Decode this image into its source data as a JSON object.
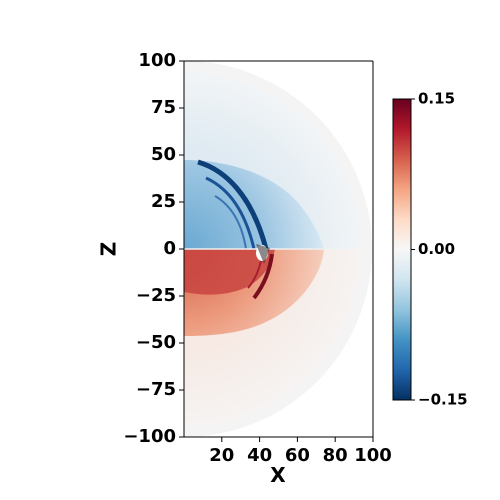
{
  "chart_data": {
    "type": "heatmap",
    "title": "",
    "xlabel": "X",
    "ylabel": "Z",
    "xlim": [
      0,
      100
    ],
    "ylim": [
      -100,
      100
    ],
    "x_ticks": [
      "20",
      "40",
      "60",
      "80",
      "100"
    ],
    "y_ticks": [
      "100",
      "75",
      "50",
      "25",
      "0",
      "−25",
      "−50",
      "−75",
      "−100"
    ],
    "colormap": "RdBu_r",
    "colorbar": {
      "min": -0.15,
      "max": 0.15,
      "ticks": [
        "0.15",
        "0.00",
        "−0.15"
      ],
      "colors": [
        "#67001f",
        "#b2182b",
        "#d6604d",
        "#f4a582",
        "#fddbc7",
        "#f7f7f7",
        "#d1e5f0",
        "#92c5de",
        "#4393c3",
        "#2166ac",
        "#053061"
      ]
    },
    "domain_radius": 100,
    "features": [
      {
        "name": "upper lobe",
        "sign": "negative",
        "x_range": [
          0,
          75
        ],
        "z_range": [
          0,
          45
        ]
      },
      {
        "name": "lower lobe",
        "sign": "positive",
        "x_range": [
          0,
          75
        ],
        "z_range": [
          -45,
          0
        ]
      },
      {
        "name": "shock front",
        "center_x": 47,
        "z_range": [
          -20,
          45
        ]
      }
    ]
  }
}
☆ ☆ ☆
What is asked:
Repeat the data exactly in full, omitting its pictures.

Exercise output:
Decode this image into its source data as a JSON object.
{
  "chart_data": {
    "type": "heatmap",
    "title": "",
    "xlabel": "X",
    "ylabel": "Z",
    "xlim": [
      0,
      100
    ],
    "ylim": [
      -100,
      100
    ],
    "x_ticks": [
      "20",
      "40",
      "60",
      "80",
      "100"
    ],
    "y_ticks": [
      "100",
      "75",
      "50",
      "25",
      "0",
      "−25",
      "−50",
      "−75",
      "−100"
    ],
    "colormap": "RdBu_r",
    "colorbar": {
      "min": -0.15,
      "max": 0.15,
      "ticks": [
        "0.15",
        "0.00",
        "−0.15"
      ],
      "colors": [
        "#67001f",
        "#b2182b",
        "#d6604d",
        "#f4a582",
        "#fddbc7",
        "#f7f7f7",
        "#d1e5f0",
        "#92c5de",
        "#4393c3",
        "#2166ac",
        "#053061"
      ]
    },
    "domain_radius": 100,
    "features": [
      {
        "name": "upper lobe",
        "sign": "negative",
        "x_range": [
          0,
          75
        ],
        "z_range": [
          0,
          45
        ]
      },
      {
        "name": "lower lobe",
        "sign": "positive",
        "x_range": [
          0,
          75
        ],
        "z_range": [
          -45,
          0
        ]
      },
      {
        "name": "shock front",
        "center_x": 47,
        "z_range": [
          -20,
          45
        ]
      }
    ]
  }
}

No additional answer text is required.